Exercise data:
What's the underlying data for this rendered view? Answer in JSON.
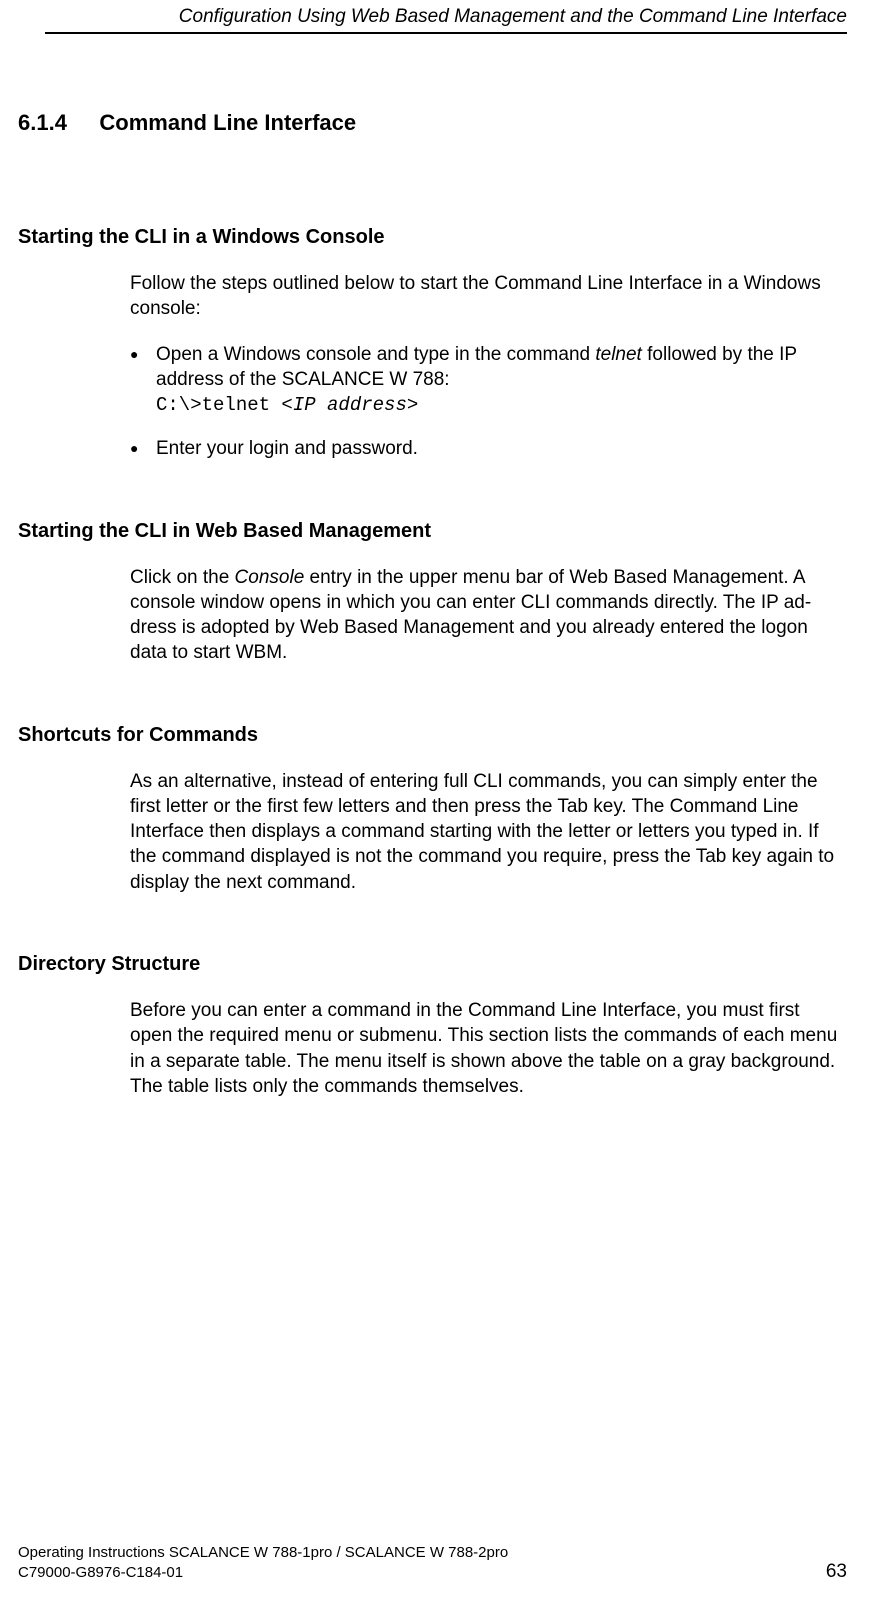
{
  "header": {
    "running_title": "Configuration Using Web Based Management and the Command Line Interface"
  },
  "section": {
    "number": "6.1.4",
    "title": "Command Line Interface"
  },
  "s1": {
    "heading": "Starting the CLI in a Windows Console",
    "intro": "Follow the steps outlined below to start the Command Line Interface in a Windows console:",
    "b1_pre": "Open a Windows console and type in the command ",
    "b1_telnet": "telnet",
    "b1_post": " followed by the IP address of the SCALANCE W 788:",
    "b1_code_pre": "C:\\>telnet ",
    "b1_code_arg": "<IP address>",
    "b2": "Enter your login and password."
  },
  "s2": {
    "heading": "Starting the CLI in Web Based Management",
    "p_pre": "Click on the ",
    "p_console": "Console",
    "p_post": " entry in the upper menu bar of Web Based Management. A console window opens in which you can enter CLI commands directly. The IP ad­dress is adopted by Web Based Management and you already entered the logon data to start WBM."
  },
  "s3": {
    "heading": "Shortcuts for Commands",
    "p": "As an alternative, instead of entering full CLI commands, you can simply enter the first letter or the first few letters and then press the Tab key. The Command Line Interface then displays a command starting with the letter or letters you typed in. If the command displayed is not the command you require, press the Tab key again to display the next command."
  },
  "s4": {
    "heading": "Directory Structure",
    "p": "Before you can enter a command in the Command Line Interface, you must first open the required menu or submenu. This section lists the commands of each menu in a separate table. The menu itself is shown above the table on a gray background. The table lists only the commands themselves."
  },
  "footer": {
    "line1": "Operating Instructions SCALANCE W 788-1pro / SCALANCE W 788-2pro",
    "line2": "C79000-G8976-C184-01",
    "page": "63"
  }
}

Task details:
Return every line in the listing that contains the word "Management".

Worked answer:
    "running_title": "Configuration Using Web Based Management and the Command Line Interface"
    "heading": "Starting the CLI in Web Based Management",
    "p_post": " entry in the upper menu bar of Web Based Management. A console window opens in which you can enter CLI commands directly. The IP ad­dress is adopted by Web Based Management and you already entered the logon data to start WBM."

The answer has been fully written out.